Each line that includes the word "civil" counts once; give the total and nothing more.

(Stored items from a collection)
═══

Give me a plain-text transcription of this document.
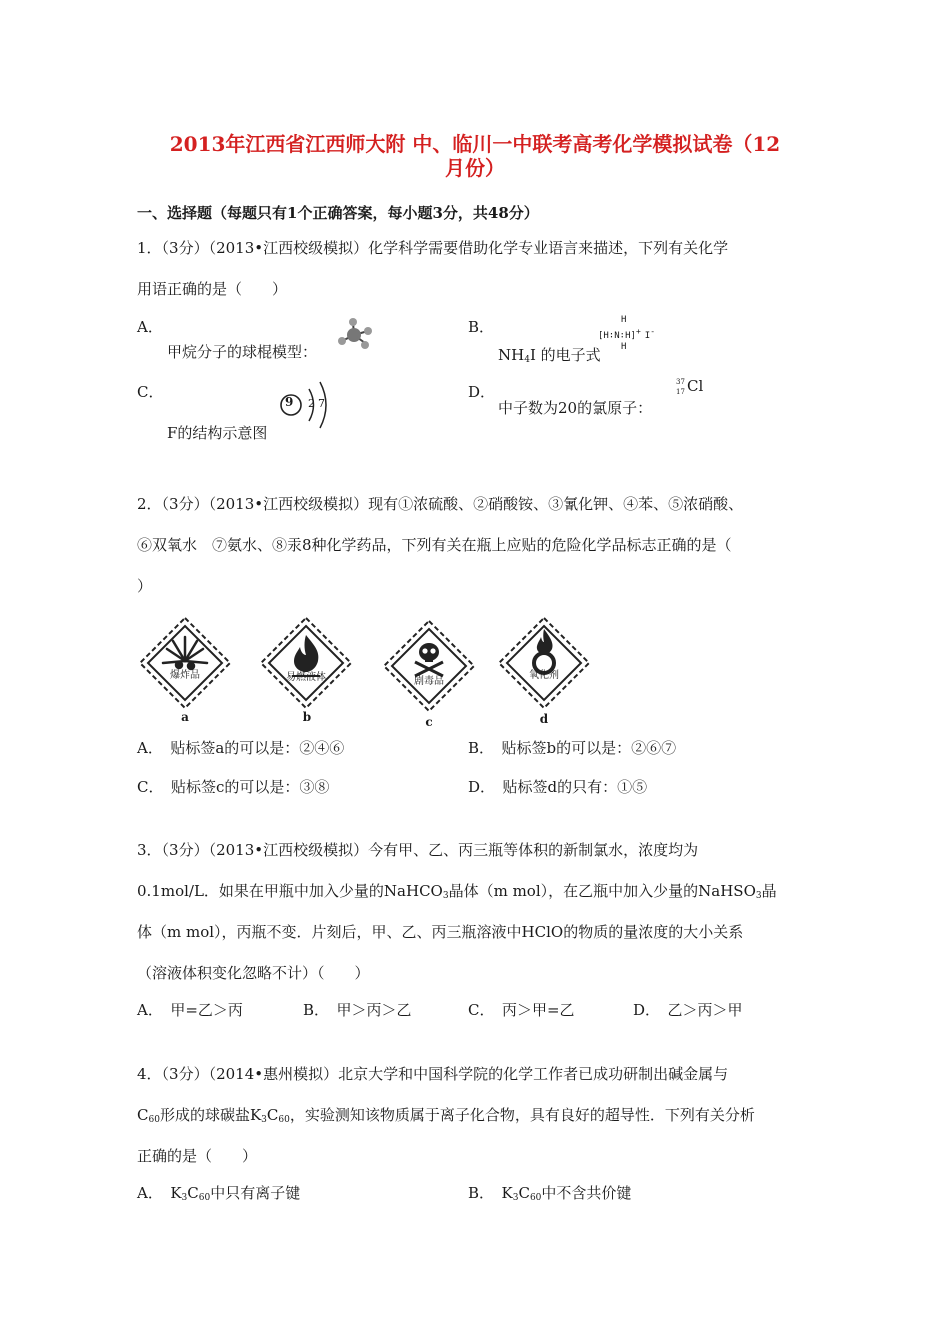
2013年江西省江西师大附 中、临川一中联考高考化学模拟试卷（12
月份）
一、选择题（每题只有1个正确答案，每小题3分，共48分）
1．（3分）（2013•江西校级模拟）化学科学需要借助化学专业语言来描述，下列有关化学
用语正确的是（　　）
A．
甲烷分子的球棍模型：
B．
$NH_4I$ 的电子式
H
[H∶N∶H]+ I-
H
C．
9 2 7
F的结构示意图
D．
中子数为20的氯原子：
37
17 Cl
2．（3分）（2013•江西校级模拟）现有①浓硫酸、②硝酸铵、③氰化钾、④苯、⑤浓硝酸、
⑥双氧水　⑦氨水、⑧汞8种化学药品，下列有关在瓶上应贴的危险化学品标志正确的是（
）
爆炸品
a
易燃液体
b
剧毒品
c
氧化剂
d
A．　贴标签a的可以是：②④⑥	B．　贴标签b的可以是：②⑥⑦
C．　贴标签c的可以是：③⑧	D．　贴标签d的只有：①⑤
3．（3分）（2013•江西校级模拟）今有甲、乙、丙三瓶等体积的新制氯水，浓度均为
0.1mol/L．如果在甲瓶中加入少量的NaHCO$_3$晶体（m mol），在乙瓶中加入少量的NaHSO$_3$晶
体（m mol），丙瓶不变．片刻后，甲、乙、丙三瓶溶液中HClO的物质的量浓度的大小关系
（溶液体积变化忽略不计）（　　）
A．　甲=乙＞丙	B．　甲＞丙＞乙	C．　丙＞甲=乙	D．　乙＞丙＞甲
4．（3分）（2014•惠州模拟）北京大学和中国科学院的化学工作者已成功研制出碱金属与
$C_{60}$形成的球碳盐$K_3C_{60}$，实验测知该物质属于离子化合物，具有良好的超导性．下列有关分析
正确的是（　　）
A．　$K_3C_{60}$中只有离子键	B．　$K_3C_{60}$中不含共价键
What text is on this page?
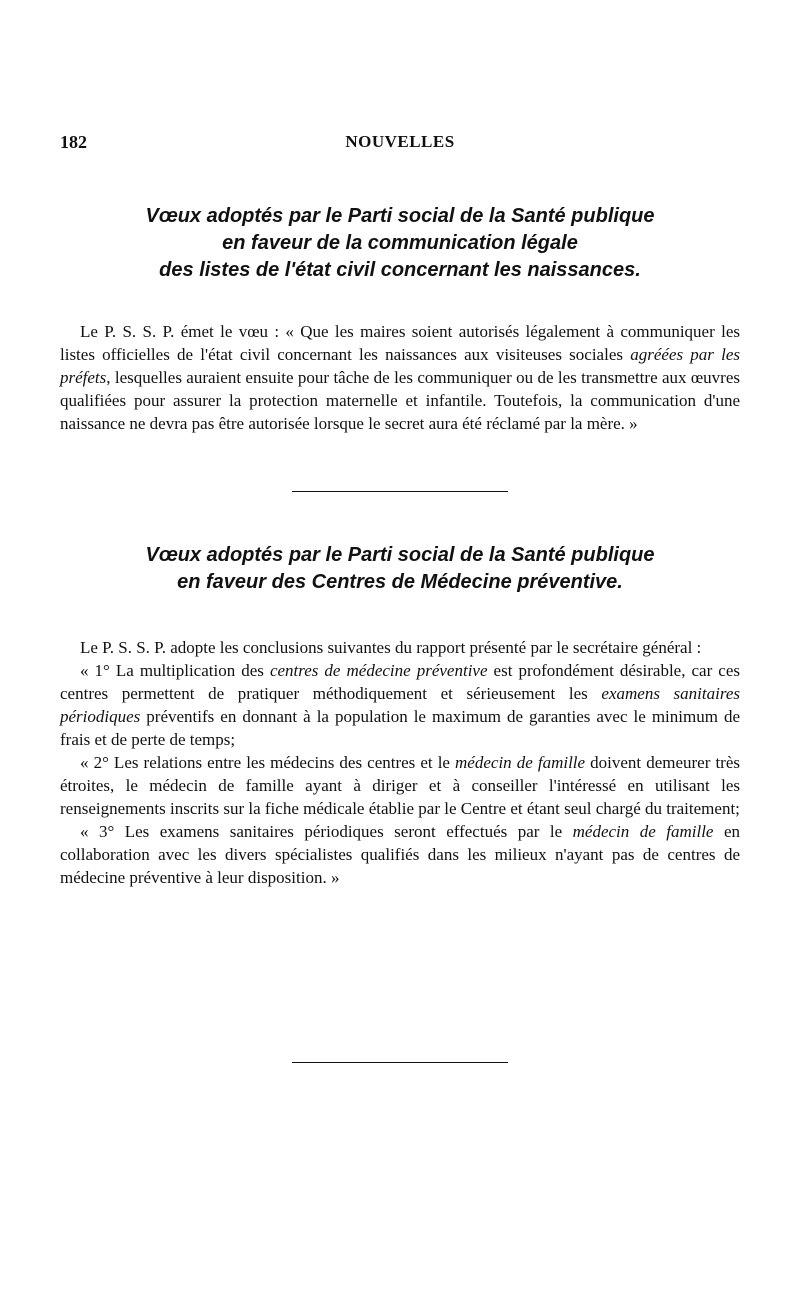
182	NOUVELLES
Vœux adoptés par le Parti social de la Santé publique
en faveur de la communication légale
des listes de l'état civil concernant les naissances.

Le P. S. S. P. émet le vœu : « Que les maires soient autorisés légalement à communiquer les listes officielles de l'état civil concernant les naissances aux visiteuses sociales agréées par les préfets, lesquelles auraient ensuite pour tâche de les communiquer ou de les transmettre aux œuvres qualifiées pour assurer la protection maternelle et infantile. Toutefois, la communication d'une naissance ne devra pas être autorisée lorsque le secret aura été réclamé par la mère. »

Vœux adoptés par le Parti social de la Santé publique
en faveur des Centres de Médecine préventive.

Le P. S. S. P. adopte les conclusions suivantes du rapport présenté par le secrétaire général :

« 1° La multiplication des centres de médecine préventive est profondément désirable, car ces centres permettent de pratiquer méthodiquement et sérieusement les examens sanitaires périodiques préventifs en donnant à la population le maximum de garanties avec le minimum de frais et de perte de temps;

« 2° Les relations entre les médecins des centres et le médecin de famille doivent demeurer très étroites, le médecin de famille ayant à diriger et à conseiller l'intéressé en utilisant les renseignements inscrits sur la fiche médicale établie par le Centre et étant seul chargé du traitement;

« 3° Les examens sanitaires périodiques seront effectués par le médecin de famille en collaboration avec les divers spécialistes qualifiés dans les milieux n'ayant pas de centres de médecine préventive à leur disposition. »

═══

** Answer for this exercise **
2